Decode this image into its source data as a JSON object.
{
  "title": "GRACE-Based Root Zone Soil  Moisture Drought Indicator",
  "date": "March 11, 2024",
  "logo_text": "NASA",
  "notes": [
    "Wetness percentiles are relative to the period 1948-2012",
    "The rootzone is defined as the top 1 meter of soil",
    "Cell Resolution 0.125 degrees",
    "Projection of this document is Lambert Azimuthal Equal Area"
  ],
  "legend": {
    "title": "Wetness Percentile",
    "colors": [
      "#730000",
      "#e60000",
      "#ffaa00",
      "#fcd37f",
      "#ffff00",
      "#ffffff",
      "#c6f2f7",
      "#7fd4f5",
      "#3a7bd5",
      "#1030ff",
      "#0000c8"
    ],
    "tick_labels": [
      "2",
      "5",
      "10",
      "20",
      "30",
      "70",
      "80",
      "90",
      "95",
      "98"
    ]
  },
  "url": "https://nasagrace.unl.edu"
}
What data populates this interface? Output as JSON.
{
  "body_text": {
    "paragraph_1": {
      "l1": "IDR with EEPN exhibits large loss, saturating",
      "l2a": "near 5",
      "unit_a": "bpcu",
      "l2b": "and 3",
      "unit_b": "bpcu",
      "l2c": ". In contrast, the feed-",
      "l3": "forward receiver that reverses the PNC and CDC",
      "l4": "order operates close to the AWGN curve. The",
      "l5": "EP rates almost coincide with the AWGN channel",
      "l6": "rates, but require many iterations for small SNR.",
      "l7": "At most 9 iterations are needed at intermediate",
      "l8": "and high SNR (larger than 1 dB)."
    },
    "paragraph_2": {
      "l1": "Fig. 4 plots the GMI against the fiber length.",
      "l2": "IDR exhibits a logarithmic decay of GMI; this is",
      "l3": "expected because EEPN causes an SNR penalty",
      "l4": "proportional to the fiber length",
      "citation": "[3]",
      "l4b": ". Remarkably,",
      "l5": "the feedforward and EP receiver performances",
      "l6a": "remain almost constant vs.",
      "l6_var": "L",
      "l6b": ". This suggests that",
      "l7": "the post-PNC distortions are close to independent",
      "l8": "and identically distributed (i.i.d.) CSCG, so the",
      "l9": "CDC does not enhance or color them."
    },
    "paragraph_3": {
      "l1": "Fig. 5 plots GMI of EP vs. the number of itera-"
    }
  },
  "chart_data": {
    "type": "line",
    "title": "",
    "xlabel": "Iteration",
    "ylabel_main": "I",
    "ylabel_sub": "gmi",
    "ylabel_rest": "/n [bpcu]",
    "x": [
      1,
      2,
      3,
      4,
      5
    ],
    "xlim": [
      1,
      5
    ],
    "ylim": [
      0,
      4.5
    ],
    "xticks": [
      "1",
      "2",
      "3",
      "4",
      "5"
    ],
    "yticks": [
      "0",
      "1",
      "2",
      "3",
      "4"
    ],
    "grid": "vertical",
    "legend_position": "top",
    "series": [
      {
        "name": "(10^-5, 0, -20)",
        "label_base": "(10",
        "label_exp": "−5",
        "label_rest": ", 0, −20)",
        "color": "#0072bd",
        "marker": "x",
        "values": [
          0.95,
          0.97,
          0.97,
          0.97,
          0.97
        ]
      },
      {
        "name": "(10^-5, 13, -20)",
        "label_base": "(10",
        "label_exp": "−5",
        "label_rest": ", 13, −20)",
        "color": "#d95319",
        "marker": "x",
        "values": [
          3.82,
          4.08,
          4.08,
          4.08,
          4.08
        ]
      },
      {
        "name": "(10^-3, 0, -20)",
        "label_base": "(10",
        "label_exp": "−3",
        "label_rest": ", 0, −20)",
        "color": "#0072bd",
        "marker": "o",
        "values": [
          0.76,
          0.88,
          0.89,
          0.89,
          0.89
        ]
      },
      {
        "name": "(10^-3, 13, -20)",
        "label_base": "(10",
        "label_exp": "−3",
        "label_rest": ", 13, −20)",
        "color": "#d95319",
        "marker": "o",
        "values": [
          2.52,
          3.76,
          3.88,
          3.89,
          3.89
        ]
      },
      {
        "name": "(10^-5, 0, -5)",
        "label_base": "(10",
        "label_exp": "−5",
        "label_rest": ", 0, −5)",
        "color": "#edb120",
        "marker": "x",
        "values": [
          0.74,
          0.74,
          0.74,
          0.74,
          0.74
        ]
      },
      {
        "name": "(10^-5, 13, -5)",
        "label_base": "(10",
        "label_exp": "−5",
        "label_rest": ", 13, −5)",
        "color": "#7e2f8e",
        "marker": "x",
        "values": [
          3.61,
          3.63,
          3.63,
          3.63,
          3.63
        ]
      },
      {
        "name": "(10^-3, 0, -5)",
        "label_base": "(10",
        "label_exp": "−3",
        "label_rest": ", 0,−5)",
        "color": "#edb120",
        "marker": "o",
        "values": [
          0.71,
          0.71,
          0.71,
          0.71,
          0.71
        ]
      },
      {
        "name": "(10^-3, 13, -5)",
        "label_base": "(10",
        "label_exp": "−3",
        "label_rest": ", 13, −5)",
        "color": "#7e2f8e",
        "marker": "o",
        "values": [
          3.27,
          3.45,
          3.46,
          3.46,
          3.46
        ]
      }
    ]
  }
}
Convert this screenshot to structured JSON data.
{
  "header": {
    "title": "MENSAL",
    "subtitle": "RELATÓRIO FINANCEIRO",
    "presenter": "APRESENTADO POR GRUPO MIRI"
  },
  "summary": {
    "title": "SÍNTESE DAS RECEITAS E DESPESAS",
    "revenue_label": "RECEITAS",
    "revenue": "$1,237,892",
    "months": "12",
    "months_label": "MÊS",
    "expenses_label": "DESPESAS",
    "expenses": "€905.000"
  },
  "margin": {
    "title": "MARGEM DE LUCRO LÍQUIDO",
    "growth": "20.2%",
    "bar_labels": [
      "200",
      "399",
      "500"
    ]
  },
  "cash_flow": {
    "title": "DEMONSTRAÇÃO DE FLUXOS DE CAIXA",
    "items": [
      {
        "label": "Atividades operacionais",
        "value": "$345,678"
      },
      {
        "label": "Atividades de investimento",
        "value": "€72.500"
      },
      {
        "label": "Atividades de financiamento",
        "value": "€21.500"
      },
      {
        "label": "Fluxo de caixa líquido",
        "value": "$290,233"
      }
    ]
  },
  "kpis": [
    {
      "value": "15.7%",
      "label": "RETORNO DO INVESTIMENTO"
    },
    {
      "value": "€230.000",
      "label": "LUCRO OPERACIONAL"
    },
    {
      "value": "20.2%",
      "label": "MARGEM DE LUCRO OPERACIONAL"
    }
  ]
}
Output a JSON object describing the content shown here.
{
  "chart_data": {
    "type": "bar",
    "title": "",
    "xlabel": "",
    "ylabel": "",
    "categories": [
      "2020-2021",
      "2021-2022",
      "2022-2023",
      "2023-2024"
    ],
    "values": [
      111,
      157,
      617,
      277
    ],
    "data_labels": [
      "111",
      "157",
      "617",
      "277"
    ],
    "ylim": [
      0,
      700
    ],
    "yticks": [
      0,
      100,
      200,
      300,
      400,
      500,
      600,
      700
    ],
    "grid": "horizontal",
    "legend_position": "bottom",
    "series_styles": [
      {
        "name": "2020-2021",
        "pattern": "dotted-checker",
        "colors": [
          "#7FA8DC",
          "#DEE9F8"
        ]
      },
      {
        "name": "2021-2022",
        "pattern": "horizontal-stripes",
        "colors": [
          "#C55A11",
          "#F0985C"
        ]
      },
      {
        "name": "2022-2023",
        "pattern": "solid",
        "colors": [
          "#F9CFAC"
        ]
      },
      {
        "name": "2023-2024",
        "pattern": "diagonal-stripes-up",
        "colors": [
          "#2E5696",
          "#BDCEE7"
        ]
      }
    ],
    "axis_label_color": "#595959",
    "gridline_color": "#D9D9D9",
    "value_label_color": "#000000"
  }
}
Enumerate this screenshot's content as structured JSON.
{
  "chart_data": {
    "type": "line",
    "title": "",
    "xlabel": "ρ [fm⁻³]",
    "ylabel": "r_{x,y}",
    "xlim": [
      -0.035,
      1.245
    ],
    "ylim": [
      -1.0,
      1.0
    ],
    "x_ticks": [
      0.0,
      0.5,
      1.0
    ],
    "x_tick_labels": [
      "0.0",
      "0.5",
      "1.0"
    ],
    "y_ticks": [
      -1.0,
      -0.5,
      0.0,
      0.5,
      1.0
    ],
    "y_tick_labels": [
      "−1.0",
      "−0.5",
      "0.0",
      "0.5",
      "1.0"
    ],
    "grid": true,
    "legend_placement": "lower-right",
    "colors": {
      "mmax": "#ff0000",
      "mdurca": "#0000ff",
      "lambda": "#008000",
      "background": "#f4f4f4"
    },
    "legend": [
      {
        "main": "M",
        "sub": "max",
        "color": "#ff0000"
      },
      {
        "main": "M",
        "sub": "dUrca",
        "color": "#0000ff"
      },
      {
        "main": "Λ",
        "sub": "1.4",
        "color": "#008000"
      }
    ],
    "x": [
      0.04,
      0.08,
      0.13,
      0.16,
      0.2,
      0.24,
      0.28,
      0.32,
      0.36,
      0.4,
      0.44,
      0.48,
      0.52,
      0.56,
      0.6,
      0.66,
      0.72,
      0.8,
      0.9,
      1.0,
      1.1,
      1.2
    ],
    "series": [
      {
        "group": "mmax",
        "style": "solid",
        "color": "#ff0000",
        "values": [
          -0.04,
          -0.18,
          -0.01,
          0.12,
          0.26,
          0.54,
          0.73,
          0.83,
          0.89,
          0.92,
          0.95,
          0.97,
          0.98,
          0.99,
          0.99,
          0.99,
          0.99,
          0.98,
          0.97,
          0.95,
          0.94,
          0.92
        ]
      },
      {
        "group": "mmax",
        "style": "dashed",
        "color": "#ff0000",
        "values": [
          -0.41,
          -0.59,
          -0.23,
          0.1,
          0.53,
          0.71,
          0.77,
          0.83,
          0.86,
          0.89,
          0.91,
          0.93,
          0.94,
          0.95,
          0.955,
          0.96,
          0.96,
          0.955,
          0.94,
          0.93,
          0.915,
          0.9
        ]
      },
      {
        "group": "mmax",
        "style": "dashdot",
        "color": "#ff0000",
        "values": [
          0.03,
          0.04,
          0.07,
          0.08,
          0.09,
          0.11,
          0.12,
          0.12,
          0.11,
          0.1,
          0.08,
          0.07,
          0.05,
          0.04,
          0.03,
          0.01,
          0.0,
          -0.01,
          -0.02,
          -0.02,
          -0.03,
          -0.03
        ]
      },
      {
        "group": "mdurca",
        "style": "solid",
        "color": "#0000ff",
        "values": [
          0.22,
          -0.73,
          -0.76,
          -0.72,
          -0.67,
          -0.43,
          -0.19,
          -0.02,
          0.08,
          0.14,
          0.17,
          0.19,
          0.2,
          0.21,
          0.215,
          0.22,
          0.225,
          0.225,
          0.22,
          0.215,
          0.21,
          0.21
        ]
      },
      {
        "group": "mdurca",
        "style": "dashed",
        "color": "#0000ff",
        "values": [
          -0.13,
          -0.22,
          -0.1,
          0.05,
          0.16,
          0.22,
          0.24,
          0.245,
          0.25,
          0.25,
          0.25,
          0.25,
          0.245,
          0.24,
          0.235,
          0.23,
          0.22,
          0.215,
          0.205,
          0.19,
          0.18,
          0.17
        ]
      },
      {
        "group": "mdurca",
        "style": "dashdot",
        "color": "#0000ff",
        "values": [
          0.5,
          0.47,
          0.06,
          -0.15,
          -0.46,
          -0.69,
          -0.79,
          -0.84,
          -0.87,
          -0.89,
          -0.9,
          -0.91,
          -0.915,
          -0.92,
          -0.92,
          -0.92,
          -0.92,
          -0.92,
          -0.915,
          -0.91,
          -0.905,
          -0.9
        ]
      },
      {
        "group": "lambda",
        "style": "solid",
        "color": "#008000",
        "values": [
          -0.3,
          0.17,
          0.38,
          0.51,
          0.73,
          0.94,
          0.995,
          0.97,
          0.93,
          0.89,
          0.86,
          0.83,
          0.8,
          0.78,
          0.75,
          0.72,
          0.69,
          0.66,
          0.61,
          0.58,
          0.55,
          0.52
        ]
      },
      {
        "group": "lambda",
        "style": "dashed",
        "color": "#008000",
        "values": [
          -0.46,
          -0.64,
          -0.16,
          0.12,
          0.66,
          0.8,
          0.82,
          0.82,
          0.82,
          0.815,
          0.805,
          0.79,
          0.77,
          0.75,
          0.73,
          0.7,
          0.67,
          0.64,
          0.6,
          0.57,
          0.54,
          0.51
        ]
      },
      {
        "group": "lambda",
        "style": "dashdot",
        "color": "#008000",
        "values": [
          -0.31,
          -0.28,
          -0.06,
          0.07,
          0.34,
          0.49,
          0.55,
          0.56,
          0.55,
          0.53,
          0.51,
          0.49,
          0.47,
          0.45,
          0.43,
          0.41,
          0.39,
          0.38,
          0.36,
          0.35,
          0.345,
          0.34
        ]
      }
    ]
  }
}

────

In the material above, how many lines hold the word "structured"? Say only the number.

2